= What this task involves =
Would it be possible to write out each entry below exactly, without the pictures?

--- start Records to use ---

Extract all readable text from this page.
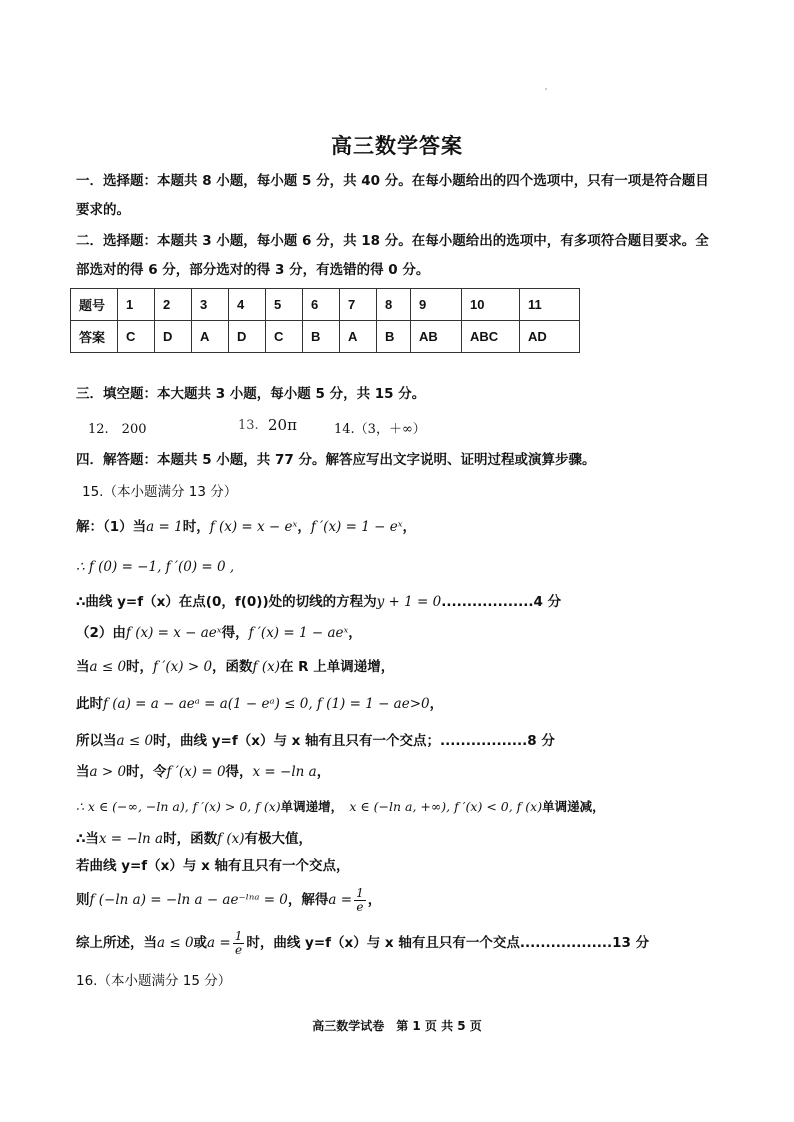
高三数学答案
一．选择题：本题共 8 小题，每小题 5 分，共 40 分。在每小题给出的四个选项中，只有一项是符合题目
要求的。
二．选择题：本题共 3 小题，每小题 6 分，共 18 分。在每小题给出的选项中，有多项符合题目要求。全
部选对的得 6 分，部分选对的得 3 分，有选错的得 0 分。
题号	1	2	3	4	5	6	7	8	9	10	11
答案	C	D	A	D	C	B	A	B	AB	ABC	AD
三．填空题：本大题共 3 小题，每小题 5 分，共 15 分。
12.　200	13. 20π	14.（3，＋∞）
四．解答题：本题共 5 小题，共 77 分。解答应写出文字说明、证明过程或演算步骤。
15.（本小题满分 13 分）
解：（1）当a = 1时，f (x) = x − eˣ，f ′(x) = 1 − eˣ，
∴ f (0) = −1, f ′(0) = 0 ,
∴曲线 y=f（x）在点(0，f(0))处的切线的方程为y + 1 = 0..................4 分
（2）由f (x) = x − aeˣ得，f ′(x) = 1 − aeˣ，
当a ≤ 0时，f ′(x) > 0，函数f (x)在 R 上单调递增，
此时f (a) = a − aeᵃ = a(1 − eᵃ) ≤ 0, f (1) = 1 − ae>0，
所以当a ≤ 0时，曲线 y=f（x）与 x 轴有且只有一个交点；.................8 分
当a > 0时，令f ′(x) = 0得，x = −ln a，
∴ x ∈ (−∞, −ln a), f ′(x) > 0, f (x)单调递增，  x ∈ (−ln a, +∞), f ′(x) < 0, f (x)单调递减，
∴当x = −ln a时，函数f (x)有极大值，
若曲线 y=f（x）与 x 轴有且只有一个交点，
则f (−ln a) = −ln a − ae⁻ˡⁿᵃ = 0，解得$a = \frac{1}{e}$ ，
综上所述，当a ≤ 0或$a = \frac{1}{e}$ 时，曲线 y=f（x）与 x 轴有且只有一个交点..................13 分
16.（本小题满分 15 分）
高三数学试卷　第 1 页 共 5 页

--- end Records to use ---

= Reply =
Extract all readable text from this page.
高三数学答案
一．选择题：本题共 8 小题，每小题 5 分，共 40 分。在每小题给出的四个选项中，只有一项是符合题目
要求的。
二．选择题：本题共 3 小题，每小题 6 分，共 18 分。在每小题给出的选项中，有多项符合题目要求。全
部选对的得 6 分，部分选对的得 3 分，有选错的得 0 分。
题号	1	2	3	4	5	6	7	8	9	10	11
答案	C	D	A	D	C	B	A	B	AB	ABC	AD
三．填空题：本大题共 3 小题，每小题 5 分，共 15 分。
12.　200	13. 20π	14.（3，＋∞）
四．解答题：本题共 5 小题，共 77 分。解答应写出文字说明、证明过程或演算步骤。
15.（本小题满分 13 分）
解：（1）当a = 1时，f (x) = x − eˣ，f ′(x) = 1 − eˣ，
∴ f (0) = −1, f ′(0) = 0 ,
∴曲线 y=f（x）在点(0，f(0))处的切线的方程为y + 1 = 0..................4 分
（2）由f (x) = x − aeˣ得，f ′(x) = 1 − aeˣ，
当a ≤ 0时，f ′(x) > 0，函数f (x)在 R 上单调递增，
此时f (a) = a − aeᵃ = a(1 − eᵃ) ≤ 0, f (1) = 1 − ae>0，
所以当a ≤ 0时，曲线 y=f（x）与 x 轴有且只有一个交点；.................8 分
当a > 0时，令f ′(x) = 0得，x = −ln a，
∴ x ∈ (−∞, −ln a), f ′(x) > 0, f (x)单调递增，  x ∈ (−ln a, +∞), f ′(x) < 0, f (x)单调递减，
∴当x = −ln a时，函数f (x)有极大值，
若曲线 y=f（x）与 x 轴有且只有一个交点，
则f (−ln a) = −ln a − ae⁻ˡⁿᵃ = 0，解得$a = \frac{1}{e}$ ，
综上所述，当a ≤ 0或$a = \frac{1}{e}$ 时，曲线 y=f（x）与 x 轴有且只有一个交点..................13 分
16.（本小题满分 15 分）
高三数学试卷　第 1 页 共 5 页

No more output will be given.